(Transcribed page data)
▶

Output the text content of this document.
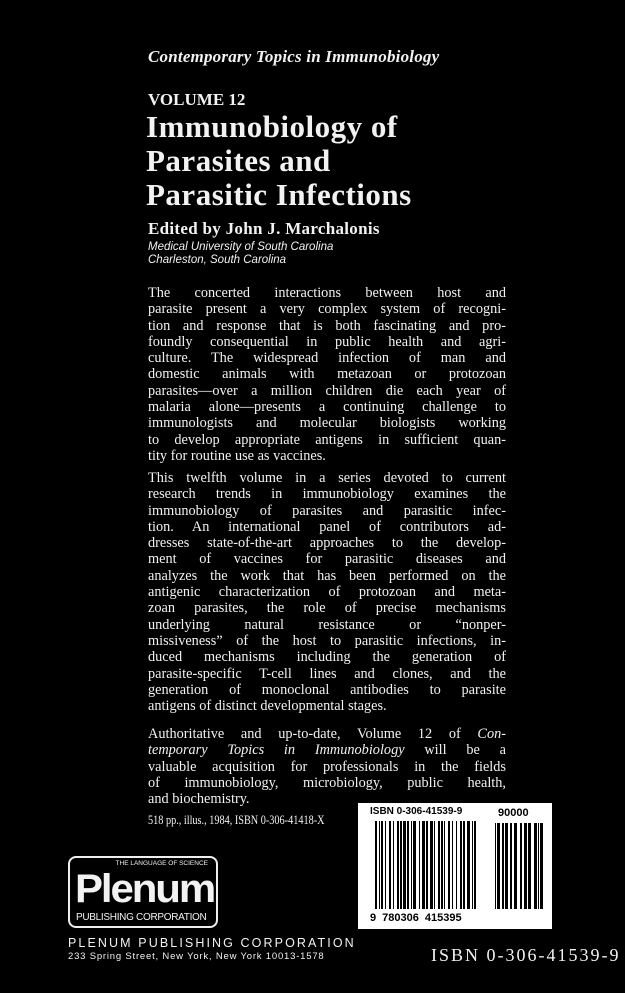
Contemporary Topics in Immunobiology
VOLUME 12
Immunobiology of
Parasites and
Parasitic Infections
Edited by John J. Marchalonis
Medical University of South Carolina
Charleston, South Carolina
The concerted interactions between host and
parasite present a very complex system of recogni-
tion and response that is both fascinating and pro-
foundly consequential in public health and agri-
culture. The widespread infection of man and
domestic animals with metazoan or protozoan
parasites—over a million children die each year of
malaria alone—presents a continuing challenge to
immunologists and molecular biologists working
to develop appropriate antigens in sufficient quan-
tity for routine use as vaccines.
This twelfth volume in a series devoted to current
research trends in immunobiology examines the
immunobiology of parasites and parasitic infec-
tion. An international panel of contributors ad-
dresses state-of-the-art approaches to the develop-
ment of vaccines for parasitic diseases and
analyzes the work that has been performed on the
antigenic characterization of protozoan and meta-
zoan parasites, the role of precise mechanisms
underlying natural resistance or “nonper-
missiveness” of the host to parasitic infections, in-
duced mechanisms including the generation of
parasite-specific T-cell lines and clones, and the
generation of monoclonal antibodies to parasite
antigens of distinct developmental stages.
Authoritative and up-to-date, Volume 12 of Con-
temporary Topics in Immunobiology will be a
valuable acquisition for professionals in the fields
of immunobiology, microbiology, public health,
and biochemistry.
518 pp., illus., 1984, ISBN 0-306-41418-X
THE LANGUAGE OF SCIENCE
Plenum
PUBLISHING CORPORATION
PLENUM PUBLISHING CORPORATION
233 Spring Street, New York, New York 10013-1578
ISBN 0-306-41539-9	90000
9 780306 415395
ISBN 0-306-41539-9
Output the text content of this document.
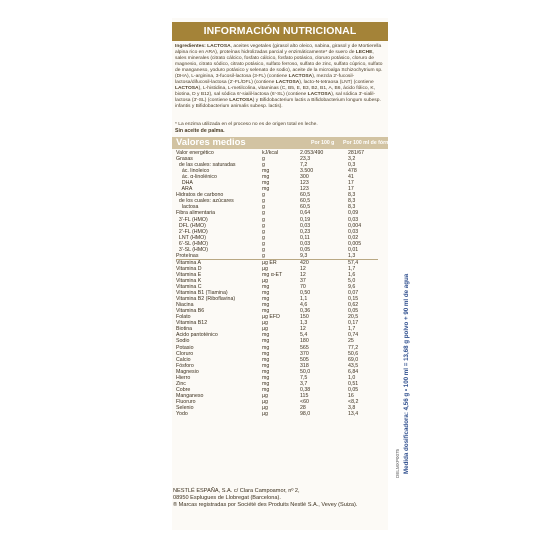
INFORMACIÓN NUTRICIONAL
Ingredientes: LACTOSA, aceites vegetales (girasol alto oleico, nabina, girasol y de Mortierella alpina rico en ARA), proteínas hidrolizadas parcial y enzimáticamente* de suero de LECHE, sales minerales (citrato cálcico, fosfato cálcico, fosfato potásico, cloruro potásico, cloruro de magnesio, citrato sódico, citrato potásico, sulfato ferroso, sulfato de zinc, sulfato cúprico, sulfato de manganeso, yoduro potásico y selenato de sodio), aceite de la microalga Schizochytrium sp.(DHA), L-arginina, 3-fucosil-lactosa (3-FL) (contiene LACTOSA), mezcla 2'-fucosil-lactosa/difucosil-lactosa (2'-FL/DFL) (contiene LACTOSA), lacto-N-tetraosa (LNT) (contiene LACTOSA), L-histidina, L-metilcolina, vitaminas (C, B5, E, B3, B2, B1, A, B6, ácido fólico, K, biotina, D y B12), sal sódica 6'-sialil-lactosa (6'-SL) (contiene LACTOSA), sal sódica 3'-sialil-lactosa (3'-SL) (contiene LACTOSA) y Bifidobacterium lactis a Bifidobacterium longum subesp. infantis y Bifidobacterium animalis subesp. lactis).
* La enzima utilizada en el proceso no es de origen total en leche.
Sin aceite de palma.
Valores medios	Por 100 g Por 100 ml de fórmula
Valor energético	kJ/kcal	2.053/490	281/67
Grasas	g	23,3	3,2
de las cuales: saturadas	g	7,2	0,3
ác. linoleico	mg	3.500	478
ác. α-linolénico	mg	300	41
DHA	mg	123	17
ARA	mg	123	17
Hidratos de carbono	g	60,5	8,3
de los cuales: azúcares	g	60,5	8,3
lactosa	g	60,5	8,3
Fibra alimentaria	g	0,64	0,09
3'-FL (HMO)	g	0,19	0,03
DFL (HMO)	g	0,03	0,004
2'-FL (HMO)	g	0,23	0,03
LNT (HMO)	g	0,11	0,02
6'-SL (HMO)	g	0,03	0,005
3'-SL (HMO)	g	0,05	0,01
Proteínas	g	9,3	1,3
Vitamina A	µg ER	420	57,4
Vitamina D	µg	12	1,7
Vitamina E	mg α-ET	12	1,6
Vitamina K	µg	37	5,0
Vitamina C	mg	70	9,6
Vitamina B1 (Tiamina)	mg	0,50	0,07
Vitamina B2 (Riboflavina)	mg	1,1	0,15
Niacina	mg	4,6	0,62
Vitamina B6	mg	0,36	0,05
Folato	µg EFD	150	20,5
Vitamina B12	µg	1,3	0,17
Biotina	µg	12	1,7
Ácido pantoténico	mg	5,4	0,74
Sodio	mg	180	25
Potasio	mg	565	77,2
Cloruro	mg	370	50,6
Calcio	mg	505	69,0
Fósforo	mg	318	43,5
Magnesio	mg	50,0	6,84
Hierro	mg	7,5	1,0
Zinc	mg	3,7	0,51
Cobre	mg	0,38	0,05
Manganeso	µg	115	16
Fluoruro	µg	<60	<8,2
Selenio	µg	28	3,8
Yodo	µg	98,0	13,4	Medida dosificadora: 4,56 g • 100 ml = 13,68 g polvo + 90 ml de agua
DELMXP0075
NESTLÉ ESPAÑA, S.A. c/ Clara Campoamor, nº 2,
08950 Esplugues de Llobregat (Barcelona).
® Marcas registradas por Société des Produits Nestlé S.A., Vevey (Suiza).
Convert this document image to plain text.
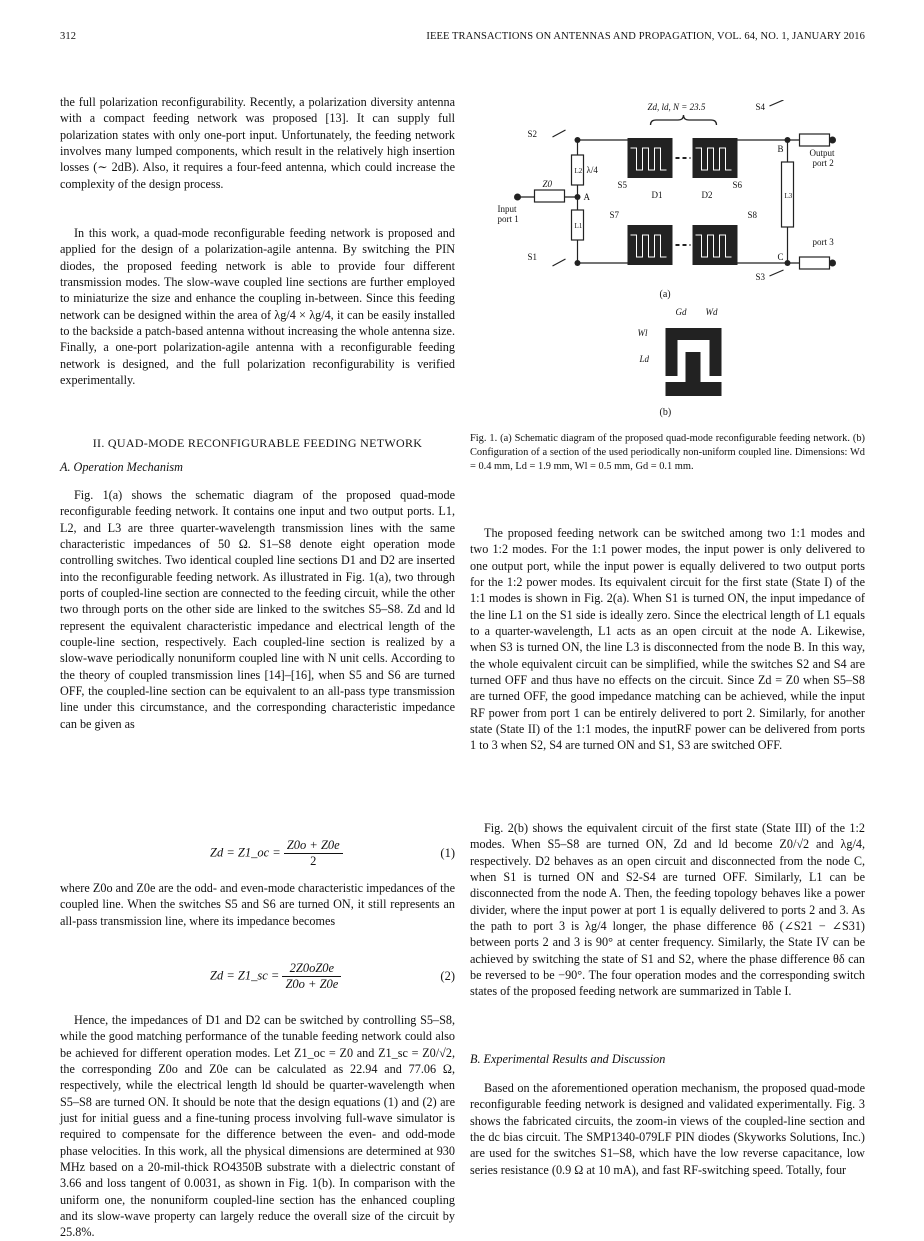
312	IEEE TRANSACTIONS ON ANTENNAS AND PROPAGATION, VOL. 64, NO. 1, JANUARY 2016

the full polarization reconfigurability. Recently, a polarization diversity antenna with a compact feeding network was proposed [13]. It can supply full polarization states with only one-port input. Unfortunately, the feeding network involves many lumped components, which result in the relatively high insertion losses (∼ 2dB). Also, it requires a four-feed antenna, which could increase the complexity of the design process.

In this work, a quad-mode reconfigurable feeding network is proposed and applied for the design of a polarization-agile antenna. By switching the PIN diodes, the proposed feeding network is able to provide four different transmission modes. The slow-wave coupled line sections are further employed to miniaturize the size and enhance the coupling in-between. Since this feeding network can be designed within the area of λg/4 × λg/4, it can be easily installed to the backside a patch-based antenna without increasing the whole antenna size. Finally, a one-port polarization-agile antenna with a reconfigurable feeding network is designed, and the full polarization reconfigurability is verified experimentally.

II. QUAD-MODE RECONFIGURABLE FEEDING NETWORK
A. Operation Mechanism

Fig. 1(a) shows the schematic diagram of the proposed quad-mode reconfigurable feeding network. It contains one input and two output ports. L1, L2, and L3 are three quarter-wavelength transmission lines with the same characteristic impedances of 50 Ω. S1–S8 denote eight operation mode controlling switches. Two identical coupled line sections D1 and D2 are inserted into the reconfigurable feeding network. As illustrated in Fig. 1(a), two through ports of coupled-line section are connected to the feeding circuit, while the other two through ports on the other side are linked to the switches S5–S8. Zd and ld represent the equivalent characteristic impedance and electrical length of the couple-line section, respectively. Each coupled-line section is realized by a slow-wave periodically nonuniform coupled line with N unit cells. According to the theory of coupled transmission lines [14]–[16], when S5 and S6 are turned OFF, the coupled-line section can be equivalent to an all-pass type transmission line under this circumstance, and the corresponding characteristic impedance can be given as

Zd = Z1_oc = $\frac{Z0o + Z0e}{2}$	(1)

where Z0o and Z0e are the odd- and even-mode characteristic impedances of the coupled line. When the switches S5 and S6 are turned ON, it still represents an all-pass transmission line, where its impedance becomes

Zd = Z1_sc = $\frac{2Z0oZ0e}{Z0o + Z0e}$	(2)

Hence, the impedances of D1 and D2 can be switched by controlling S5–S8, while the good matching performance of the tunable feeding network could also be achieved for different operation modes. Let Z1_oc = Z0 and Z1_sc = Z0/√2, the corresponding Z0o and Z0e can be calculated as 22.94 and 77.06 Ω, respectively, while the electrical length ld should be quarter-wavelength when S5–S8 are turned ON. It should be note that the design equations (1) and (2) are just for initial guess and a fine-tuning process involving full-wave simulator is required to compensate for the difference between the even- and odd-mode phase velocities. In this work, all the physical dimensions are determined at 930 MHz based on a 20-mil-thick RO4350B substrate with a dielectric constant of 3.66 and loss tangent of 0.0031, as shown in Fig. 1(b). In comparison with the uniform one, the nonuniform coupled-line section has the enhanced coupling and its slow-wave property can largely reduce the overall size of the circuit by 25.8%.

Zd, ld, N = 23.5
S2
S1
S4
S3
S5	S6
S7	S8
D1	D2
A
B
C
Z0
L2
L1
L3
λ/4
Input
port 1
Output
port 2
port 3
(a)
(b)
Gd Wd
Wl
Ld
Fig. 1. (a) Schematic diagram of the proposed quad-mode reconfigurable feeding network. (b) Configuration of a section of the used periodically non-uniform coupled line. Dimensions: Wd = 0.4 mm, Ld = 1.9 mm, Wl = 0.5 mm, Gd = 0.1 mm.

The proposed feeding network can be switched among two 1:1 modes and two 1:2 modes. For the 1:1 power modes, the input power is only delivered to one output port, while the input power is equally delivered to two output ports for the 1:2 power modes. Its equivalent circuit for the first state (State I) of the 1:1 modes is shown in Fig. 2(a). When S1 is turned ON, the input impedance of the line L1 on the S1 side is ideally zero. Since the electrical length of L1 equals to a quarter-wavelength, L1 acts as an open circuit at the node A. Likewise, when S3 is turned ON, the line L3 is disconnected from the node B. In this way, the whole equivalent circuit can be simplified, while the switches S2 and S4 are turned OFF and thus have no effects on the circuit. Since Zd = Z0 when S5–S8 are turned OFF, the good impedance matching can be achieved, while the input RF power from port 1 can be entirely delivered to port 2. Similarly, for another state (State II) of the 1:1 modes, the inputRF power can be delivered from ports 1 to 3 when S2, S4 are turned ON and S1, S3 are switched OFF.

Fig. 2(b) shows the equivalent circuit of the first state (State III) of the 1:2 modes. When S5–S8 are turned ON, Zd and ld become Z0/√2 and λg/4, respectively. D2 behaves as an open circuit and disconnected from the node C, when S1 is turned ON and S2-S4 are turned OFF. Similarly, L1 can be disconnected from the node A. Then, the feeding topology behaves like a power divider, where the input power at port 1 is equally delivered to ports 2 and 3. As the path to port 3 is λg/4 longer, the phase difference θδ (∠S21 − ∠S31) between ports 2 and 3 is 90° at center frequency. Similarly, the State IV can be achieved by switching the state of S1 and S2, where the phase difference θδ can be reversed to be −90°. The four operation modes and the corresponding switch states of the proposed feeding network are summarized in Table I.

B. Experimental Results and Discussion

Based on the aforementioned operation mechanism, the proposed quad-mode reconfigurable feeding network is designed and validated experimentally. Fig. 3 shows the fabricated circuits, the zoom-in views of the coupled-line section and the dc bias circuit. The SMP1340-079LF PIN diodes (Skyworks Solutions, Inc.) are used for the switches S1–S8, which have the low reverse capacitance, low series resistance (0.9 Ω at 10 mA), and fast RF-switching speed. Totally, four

◀

▸ **WHAT YOU WILL DO**: Those lines of the records that contain the string "Carolina" should be identified and copied.

▸ **EXERCISE RESULT**:
Medical University of South Carolina
Charleston, South Carolina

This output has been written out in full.